**WHAT TO DO**
Would you output the whole listing below, exactly as it reads?

**ENTRIES SUPPLIED**
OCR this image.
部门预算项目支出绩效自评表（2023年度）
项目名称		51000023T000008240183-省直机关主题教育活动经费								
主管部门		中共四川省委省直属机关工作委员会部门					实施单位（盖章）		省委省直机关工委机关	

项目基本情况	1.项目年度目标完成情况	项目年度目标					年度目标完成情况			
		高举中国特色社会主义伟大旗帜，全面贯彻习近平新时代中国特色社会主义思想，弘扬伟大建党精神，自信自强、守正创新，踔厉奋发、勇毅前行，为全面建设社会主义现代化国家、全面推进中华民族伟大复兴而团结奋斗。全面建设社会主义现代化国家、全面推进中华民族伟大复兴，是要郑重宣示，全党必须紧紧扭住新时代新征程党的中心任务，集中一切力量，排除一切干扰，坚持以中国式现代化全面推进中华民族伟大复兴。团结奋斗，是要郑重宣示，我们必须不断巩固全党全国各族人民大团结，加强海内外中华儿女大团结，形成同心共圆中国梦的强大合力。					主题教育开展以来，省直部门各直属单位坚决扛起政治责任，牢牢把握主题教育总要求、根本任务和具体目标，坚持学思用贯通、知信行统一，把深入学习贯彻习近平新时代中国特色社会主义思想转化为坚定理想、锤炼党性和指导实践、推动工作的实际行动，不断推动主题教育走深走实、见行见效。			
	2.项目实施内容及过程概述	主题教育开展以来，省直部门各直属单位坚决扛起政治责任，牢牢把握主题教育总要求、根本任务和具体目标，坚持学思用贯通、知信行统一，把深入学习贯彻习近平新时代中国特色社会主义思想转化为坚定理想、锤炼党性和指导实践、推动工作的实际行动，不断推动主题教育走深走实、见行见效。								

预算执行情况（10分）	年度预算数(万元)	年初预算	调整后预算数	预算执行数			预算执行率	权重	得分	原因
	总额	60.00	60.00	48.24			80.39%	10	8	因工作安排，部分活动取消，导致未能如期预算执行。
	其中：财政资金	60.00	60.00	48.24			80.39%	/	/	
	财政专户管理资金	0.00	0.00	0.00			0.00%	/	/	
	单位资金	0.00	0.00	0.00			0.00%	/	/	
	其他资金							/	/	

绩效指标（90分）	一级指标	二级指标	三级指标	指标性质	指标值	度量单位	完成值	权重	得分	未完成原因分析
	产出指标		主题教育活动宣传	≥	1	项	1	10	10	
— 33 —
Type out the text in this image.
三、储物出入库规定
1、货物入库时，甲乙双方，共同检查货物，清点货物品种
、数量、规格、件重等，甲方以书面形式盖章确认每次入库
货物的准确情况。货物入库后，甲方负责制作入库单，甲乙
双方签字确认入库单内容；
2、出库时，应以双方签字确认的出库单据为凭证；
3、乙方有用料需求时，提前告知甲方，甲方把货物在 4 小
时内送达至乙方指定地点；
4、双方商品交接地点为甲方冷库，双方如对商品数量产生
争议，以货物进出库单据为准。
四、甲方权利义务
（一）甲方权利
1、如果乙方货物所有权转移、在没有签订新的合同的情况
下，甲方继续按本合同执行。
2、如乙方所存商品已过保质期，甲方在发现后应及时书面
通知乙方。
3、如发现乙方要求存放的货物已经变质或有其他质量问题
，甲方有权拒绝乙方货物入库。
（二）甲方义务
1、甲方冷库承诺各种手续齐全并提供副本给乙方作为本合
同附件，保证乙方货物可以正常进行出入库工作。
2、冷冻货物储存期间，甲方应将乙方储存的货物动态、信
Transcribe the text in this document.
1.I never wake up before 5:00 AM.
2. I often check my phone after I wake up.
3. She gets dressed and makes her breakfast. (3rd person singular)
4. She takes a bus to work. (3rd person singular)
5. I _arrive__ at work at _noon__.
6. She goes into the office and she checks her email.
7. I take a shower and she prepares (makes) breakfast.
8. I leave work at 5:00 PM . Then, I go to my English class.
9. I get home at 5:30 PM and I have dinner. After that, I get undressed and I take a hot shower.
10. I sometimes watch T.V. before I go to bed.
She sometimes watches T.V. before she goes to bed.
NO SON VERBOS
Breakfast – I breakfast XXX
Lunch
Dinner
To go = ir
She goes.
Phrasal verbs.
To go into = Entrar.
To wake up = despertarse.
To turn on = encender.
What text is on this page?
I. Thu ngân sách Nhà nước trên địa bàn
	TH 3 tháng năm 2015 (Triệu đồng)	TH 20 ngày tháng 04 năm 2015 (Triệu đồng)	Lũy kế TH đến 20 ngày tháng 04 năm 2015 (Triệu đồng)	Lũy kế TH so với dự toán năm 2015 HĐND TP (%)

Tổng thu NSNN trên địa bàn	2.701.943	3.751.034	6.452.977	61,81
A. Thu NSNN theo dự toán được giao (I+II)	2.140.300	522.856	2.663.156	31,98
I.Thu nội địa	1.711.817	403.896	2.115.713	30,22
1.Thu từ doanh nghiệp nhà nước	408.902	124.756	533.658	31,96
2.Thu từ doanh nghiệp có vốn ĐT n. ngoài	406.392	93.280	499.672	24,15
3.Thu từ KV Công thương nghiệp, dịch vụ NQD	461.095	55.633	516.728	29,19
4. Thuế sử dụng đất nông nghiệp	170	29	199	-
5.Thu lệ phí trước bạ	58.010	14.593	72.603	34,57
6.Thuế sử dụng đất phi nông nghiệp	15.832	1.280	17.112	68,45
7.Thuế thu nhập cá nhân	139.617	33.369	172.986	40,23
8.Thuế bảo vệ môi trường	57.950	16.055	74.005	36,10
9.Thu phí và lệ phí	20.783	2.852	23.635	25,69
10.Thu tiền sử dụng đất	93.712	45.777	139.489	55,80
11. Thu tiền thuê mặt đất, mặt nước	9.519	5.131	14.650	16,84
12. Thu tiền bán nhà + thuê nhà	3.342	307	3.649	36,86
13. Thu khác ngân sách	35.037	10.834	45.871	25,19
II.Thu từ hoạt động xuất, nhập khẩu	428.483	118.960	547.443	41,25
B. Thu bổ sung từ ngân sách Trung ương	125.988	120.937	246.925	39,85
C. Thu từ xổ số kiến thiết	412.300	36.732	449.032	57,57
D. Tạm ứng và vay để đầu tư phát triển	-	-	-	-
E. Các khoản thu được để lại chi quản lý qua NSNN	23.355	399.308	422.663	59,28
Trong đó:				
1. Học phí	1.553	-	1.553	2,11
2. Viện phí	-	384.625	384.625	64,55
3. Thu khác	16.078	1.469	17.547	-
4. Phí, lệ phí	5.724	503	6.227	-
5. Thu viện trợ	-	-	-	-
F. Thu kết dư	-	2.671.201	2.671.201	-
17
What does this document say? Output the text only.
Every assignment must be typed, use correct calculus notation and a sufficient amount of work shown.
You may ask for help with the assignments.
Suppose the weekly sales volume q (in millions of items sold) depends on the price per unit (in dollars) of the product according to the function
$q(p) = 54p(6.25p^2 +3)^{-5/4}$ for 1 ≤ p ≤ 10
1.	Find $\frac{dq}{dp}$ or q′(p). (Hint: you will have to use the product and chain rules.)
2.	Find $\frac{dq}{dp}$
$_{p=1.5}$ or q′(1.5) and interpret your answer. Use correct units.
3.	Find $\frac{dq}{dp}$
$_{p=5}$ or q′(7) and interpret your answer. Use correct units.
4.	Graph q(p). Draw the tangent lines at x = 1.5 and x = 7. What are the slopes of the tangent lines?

**FINAL RESULT**
OCR this image.
部门预算项目支出绩效自评表（2023年度）
项目名称		51000023T000008240183-省直机关主题教育活动经费								
主管部门		中共四川省委省直属机关工作委员会部门					实施单位（盖章）		省委省直机关工委机关	

项目基本情况	1.项目年度目标完成情况	项目年度目标					年度目标完成情况			
		高举中国特色社会主义伟大旗帜，全面贯彻习近平新时代中国特色社会主义思想，弘扬伟大建党精神，自信自强、守正创新，踔厉奋发、勇毅前行，为全面建设社会主义现代化国家、全面推进中华民族伟大复兴而团结奋斗。全面建设社会主义现代化国家、全面推进中华民族伟大复兴，是要郑重宣示，全党必须紧紧扭住新时代新征程党的中心任务，集中一切力量，排除一切干扰，坚持以中国式现代化全面推进中华民族伟大复兴。团结奋斗，是要郑重宣示，我们必须不断巩固全党全国各族人民大团结，加强海内外中华儿女大团结，形成同心共圆中国梦的强大合力。					主题教育开展以来，省直部门各直属单位坚决扛起政治责任，牢牢把握主题教育总要求、根本任务和具体目标，坚持学思用贯通、知信行统一，把深入学习贯彻习近平新时代中国特色社会主义思想转化为坚定理想、锤炼党性和指导实践、推动工作的实际行动，不断推动主题教育走深走实、见行见效。			
	2.项目实施内容及过程概述	主题教育开展以来，省直部门各直属单位坚决扛起政治责任，牢牢把握主题教育总要求、根本任务和具体目标，坚持学思用贯通、知信行统一，把深入学习贯彻习近平新时代中国特色社会主义思想转化为坚定理想、锤炼党性和指导实践、推动工作的实际行动，不断推动主题教育走深走实、见行见效。								

预算执行情况（10分）	年度预算数(万元)	年初预算	调整后预算数	预算执行数			预算执行率	权重	得分	原因
	总额	60.00	60.00	48.24			80.39%	10	8	因工作安排，部分活动取消，导致未能如期预算执行。
	其中：财政资金	60.00	60.00	48.24			80.39%	/	/	
	财政专户管理资金	0.00	0.00	0.00			0.00%	/	/	
	单位资金	0.00	0.00	0.00			0.00%	/	/	
	其他资金							/	/	

绩效指标（90分）	一级指标	二级指标	三级指标	指标性质	指标值	度量单位	完成值	权重	得分	未完成原因分析
	产出指标		主题教育活动宣传	≥	1	项	1	10	10	
— 33 —
Type out the text in this image.
三、储物出入库规定
1、货物入库时，甲乙双方，共同检查货物，清点货物品种
、数量、规格、件重等，甲方以书面形式盖章确认每次入库
货物的准确情况。货物入库后，甲方负责制作入库单，甲乙
双方签字确认入库单内容；
2、出库时，应以双方签字确认的出库单据为凭证；
3、乙方有用料需求时，提前告知甲方，甲方把货物在 4 小
时内送达至乙方指定地点；
4、双方商品交接地点为甲方冷库，双方如对商品数量产生
争议，以货物进出库单据为准。
四、甲方权利义务
（一）甲方权利
1、如果乙方货物所有权转移、在没有签订新的合同的情况
下，甲方继续按本合同执行。
2、如乙方所存商品已过保质期，甲方在发现后应及时书面
通知乙方。
3、如发现乙方要求存放的货物已经变质或有其他质量问题
，甲方有权拒绝乙方货物入库。
（二）甲方义务
1、甲方冷库承诺各种手续齐全并提供副本给乙方作为本合
同附件，保证乙方货物可以正常进行出入库工作。
2、冷冻货物储存期间，甲方应将乙方储存的货物动态、信
Transcribe the text in this document.
1.I never wake up before 5:00 AM.
2. I often check my phone after I wake up.
3. She gets dressed and makes her breakfast. (3rd person singular)
4. She takes a bus to work. (3rd person singular)
5. I _arrive__ at work at _noon__.
6. She goes into the office and she checks her email.
7. I take a shower and she prepares (makes) breakfast.
8. I leave work at 5:00 PM . Then, I go to my English class.
9. I get home at 5:30 PM and I have dinner. After that, I get undressed and I take a hot shower.
10. I sometimes watch T.V. before I go to bed.
She sometimes watches T.V. before she goes to bed.
NO SON VERBOS
Breakfast – I breakfast XXX
Lunch
Dinner
To go = ir
She goes.
Phrasal verbs.
To go into = Entrar.
To wake up = despertarse.
To turn on = encender.
What text is on this page?
I. Thu ngân sách Nhà nước trên địa bàn
	TH 3 tháng năm 2015 (Triệu đồng)	TH 20 ngày tháng 04 năm 2015 (Triệu đồng)	Lũy kế TH đến 20 ngày tháng 04 năm 2015 (Triệu đồng)	Lũy kế TH so với dự toán năm 2015 HĐND TP (%)

Tổng thu NSNN trên địa bàn	2.701.943	3.751.034	6.452.977	61,81
A. Thu NSNN theo dự toán được giao (I+II)	2.140.300	522.856	2.663.156	31,98
I.Thu nội địa	1.711.817	403.896	2.115.713	30,22
1.Thu từ doanh nghiệp nhà nước	408.902	124.756	533.658	31,96
2.Thu từ doanh nghiệp có vốn ĐT n. ngoài	406.392	93.280	499.672	24,15
3.Thu từ KV Công thương nghiệp, dịch vụ NQD	461.095	55.633	516.728	29,19
4. Thuế sử dụng đất nông nghiệp	170	29	199	-
5.Thu lệ phí trước bạ	58.010	14.593	72.603	34,57
6.Thuế sử dụng đất phi nông nghiệp	15.832	1.280	17.112	68,45
7.Thuế thu nhập cá nhân	139.617	33.369	172.986	40,23
8.Thuế bảo vệ môi trường	57.950	16.055	74.005	36,10
9.Thu phí và lệ phí	20.783	2.852	23.635	25,69
10.Thu tiền sử dụng đất	93.712	45.777	139.489	55,80
11. Thu tiền thuê mặt đất, mặt nước	9.519	5.131	14.650	16,84
12. Thu tiền bán nhà + thuê nhà	3.342	307	3.649	36,86
13. Thu khác ngân sách	35.037	10.834	45.871	25,19
II.Thu từ hoạt động xuất, nhập khẩu	428.483	118.960	547.443	41,25
B. Thu bổ sung từ ngân sách Trung ương	125.988	120.937	246.925	39,85
C. Thu từ xổ số kiến thiết	412.300	36.732	449.032	57,57
D. Tạm ứng và vay để đầu tư phát triển	-	-	-	-
E. Các khoản thu được để lại chi quản lý qua NSNN	23.355	399.308	422.663	59,28
Trong đó:				
1. Học phí	1.553	-	1.553	2,11
2. Viện phí	-	384.625	384.625	64,55
3. Thu khác	16.078	1.469	17.547	-
4. Phí, lệ phí	5.724	503	6.227	-
5. Thu viện trợ	-	-	-	-
F. Thu kết dư	-	2.671.201	2.671.201	-
17
What does this document say? Output the text only.
Every assignment must be typed, use correct calculus notation and a sufficient amount of work shown.
You may ask for help with the assignments.
Suppose the weekly sales volume q (in millions of items sold) depends on the price per unit (in dollars) of the product according to the function
$q(p) = 54p(6.25p^2 +3)^{-5/4}$ for 1 ≤ p ≤ 10
1.	Find $\frac{dq}{dp}$ or q′(p). (Hint: you will have to use the product and chain rules.)
2.	Find $\frac{dq}{dp}$
$_{p=1.5}$ or q′(1.5) and interpret your answer. Use correct units.
3.	Find $\frac{dq}{dp}$
$_{p=5}$ or q′(7) and interpret your answer. Use correct units.
4.	Graph q(p). Draw the tangent lines at x = 1.5 and x = 7. What are the slopes of the tangent lines?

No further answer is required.